Begin Record extracts
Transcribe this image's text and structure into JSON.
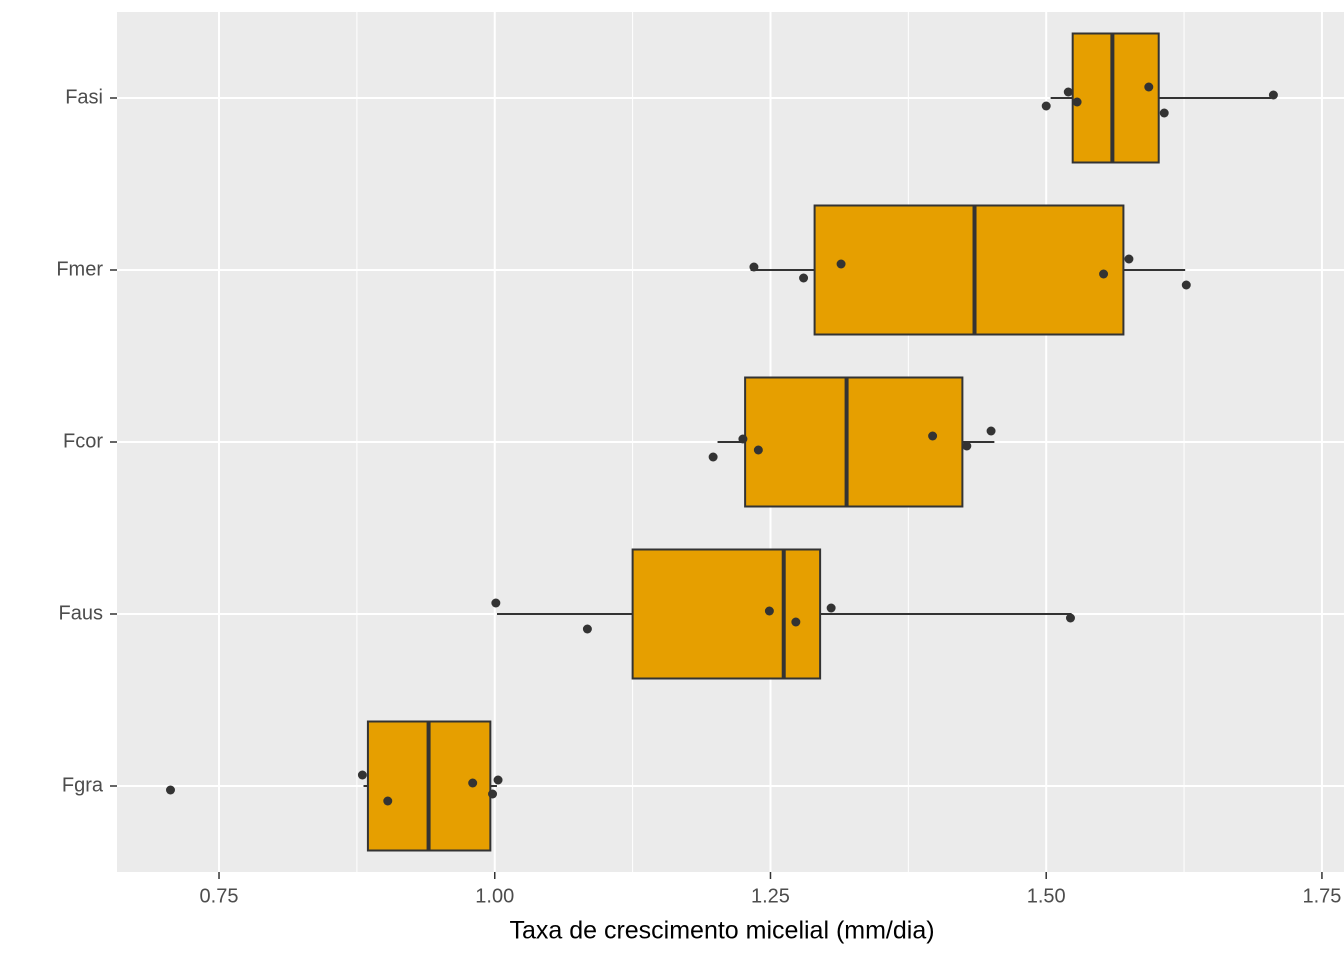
{
  "chart_data": {
    "type": "box",
    "x_label": "Taxa de crescimento micelial (mm/dia)",
    "categories": [
      "Fgra",
      "Faus",
      "Fcor",
      "Fmer",
      "Fasi"
    ],
    "color": "#E69F00",
    "boxes": [
      {
        "low": 0.881,
        "q1": 0.885,
        "median": 0.94,
        "q3": 0.996,
        "high": 1.002
      },
      {
        "low": 1.002,
        "q1": 1.125,
        "median": 1.262,
        "q3": 1.295,
        "high": 1.523
      },
      {
        "low": 1.202,
        "q1": 1.227,
        "median": 1.319,
        "q3": 1.424,
        "high": 1.453
      },
      {
        "low": 1.232,
        "q1": 1.29,
        "median": 1.435,
        "q3": 1.57,
        "high": 1.626
      },
      {
        "low": 1.504,
        "q1": 1.524,
        "median": 1.56,
        "q3": 1.602,
        "high": 1.704
      }
    ],
    "points": [
      [
        0.706,
        0.88,
        0.903,
        0.98,
        0.998,
        1.003
      ],
      [
        1.001,
        1.084,
        1.249,
        1.273,
        1.305,
        1.522
      ],
      [
        1.198,
        1.225,
        1.239,
        1.397,
        1.428,
        1.45
      ],
      [
        1.235,
        1.28,
        1.314,
        1.552,
        1.575,
        1.627
      ],
      [
        1.5,
        1.52,
        1.528,
        1.593,
        1.607,
        1.706
      ]
    ],
    "xlim": [
      0.6575,
      1.77
    ],
    "xticks": [
      0.75,
      {
        "value": 1.0,
        "label": "1.00"
      },
      1.25,
      {
        "value": 1.5,
        "label": "1.50"
      },
      1.75
    ],
    "grid": true
  }
}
End Record extracts
Set exercise:
Pick out and copy every line that contains the word "high".

Response to the exercise:
        "high": 1.002
        "high": 1.523
        "high": 1.453
        "high": 1.626
        "high": 1.704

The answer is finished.